Each record must be retyped in full. No character may differ.

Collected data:
= = = = = = =

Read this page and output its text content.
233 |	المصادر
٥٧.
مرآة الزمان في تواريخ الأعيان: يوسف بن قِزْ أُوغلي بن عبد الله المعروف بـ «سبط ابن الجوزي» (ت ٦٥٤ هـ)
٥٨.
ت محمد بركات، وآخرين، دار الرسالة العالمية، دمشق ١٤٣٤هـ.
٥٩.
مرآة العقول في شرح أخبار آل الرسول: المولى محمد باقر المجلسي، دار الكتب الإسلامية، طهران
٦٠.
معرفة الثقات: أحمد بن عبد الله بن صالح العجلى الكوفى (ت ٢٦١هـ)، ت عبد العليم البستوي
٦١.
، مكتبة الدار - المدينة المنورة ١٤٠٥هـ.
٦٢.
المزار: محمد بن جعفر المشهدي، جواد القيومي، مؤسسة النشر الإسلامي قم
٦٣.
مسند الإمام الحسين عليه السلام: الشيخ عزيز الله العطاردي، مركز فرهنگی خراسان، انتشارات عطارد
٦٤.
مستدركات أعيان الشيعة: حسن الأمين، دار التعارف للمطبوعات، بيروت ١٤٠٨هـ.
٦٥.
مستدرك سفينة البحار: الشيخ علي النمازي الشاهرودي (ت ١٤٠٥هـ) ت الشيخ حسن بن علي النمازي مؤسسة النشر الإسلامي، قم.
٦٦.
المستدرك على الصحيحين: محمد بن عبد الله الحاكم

= = = = = = =

- **TASK RESPONSE**:
Read this page and output its text content.
233 |	المصادر
٥٧.
مرآة الزمان في تواريخ الأعيان: يوسف بن قِزْ أُوغلي بن عبد الله المعروف بـ «سبط ابن الجوزي» (ت ٦٥٤ هـ)
٥٨.
ت محمد بركات، وآخرين، دار الرسالة العالمية، دمشق ١٤٣٤هـ.
٥٩.
مرآة العقول في شرح أخبار آل الرسول: المولى محمد باقر المجلسي، دار الكتب الإسلامية، طهران
٦٠.
معرفة الثقات: أحمد بن عبد الله بن صالح العجلى الكوفى (ت ٢٦١هـ)، ت عبد العليم البستوي
٦١.
، مكتبة الدار - المدينة المنورة ١٤٠٥هـ.
٦٢.
المزار: محمد بن جعفر المشهدي، جواد القيومي، مؤسسة النشر الإسلامي قم
٦٣.
مسند الإمام الحسين عليه السلام: الشيخ عزيز الله العطاردي، مركز فرهنگی خراسان، انتشارات عطارد
٦٤.
مستدركات أعيان الشيعة: حسن الأمين، دار التعارف للمطبوعات، بيروت ١٤٠٨هـ.
٦٥.
مستدرك سفينة البحار: الشيخ علي النمازي الشاهرودي (ت ١٤٠٥هـ) ت الشيخ حسن بن علي النمازي مؤسسة النشر الإسلامي، قم.
٦٦.
المستدرك على الصحيحين: محمد بن عبد الله الحاكم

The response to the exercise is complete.